## [REQUIRED WORK]
Pull out every line of the listing below where "dims" appears.

## [EXERCISE MATERIAL]
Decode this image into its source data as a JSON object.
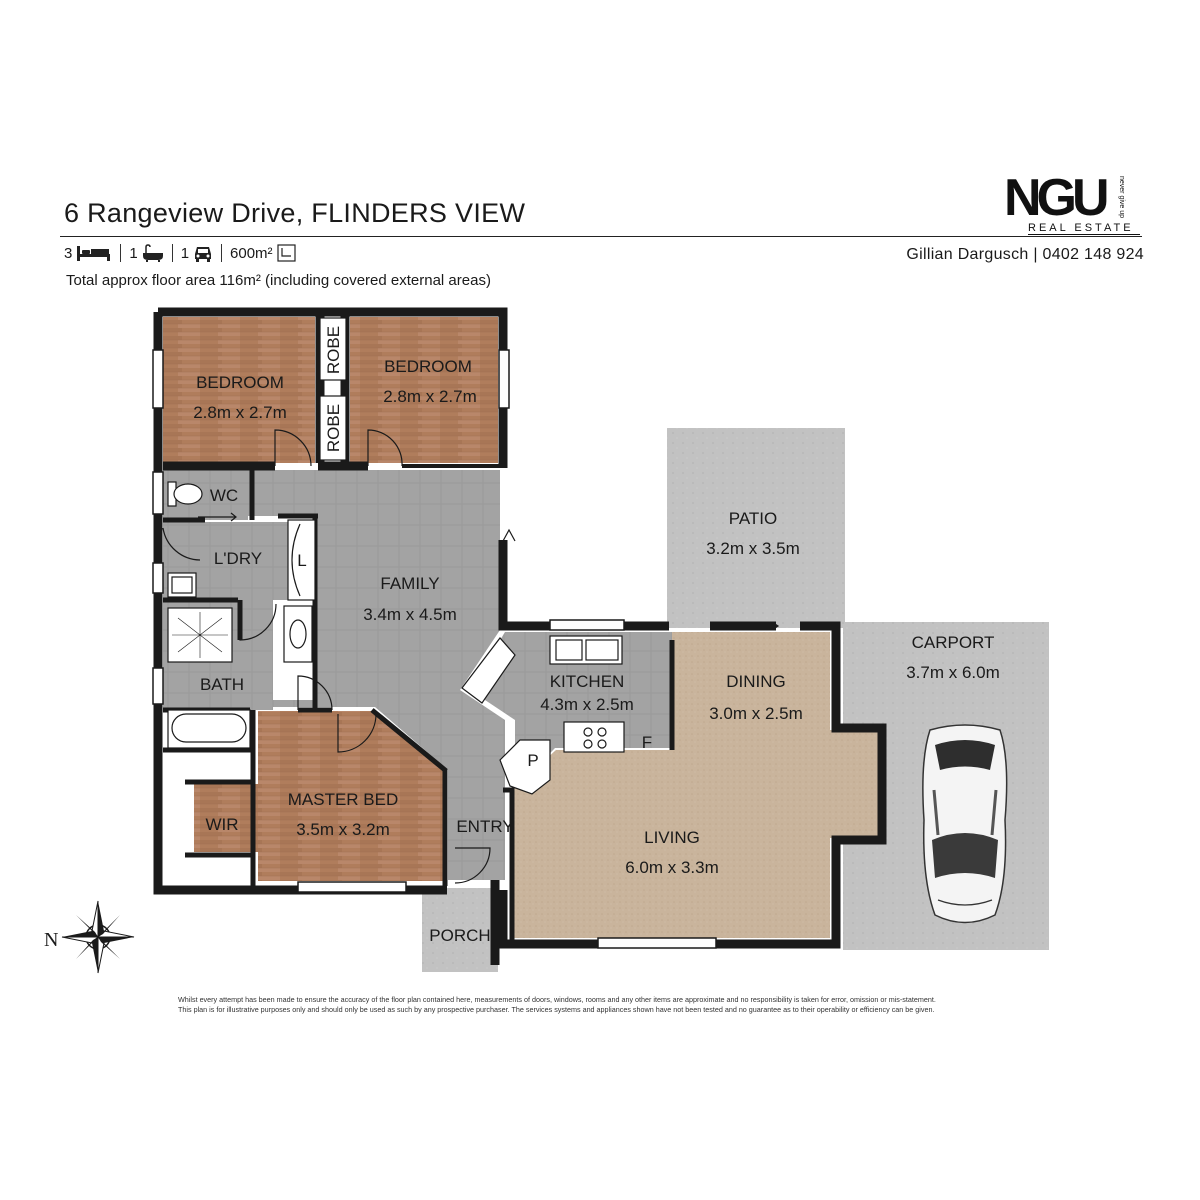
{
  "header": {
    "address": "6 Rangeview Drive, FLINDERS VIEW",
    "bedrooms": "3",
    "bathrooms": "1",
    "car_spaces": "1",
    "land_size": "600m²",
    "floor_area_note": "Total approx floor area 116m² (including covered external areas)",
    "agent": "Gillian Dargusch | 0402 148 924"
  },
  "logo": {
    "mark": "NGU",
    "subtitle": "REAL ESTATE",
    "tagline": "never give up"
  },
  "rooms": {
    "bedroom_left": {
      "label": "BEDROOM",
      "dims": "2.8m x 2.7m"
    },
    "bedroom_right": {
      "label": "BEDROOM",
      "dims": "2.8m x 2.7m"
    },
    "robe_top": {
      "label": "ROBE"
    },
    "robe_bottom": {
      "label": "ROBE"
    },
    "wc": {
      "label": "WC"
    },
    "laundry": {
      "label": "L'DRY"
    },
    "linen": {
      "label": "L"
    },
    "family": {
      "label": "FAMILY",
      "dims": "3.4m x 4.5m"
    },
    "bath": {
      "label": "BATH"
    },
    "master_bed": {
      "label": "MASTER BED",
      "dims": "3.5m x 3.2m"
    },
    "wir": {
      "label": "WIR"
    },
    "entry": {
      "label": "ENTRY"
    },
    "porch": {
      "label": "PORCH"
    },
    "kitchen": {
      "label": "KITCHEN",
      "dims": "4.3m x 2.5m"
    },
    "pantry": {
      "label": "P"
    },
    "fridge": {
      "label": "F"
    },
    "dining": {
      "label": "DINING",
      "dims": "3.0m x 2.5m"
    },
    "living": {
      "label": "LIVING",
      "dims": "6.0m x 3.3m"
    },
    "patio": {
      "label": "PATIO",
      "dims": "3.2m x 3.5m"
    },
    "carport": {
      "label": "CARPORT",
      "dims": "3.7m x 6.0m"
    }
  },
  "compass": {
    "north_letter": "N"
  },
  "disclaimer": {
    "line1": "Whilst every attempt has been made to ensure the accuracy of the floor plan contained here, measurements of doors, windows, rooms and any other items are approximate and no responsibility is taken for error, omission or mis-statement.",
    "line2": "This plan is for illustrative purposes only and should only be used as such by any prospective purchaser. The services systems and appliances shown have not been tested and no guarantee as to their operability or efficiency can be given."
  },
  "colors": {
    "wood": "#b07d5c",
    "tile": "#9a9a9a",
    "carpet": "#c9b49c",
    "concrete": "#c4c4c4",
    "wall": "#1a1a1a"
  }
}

## [ANSWER FOR THIS EXERCISE]
      "dims": "2.8m x 2.7m"
      "dims": "2.8m x 2.7m"
      "dims": "3.4m x 4.5m"
      "dims": "3.5m x 3.2m"
      "dims": "4.3m x 2.5m"
      "dims": "3.0m x 2.5m"
      "dims": "6.0m x 3.3m"
      "dims": "3.2m x 3.5m"
      "dims": "3.7m x 6.0m"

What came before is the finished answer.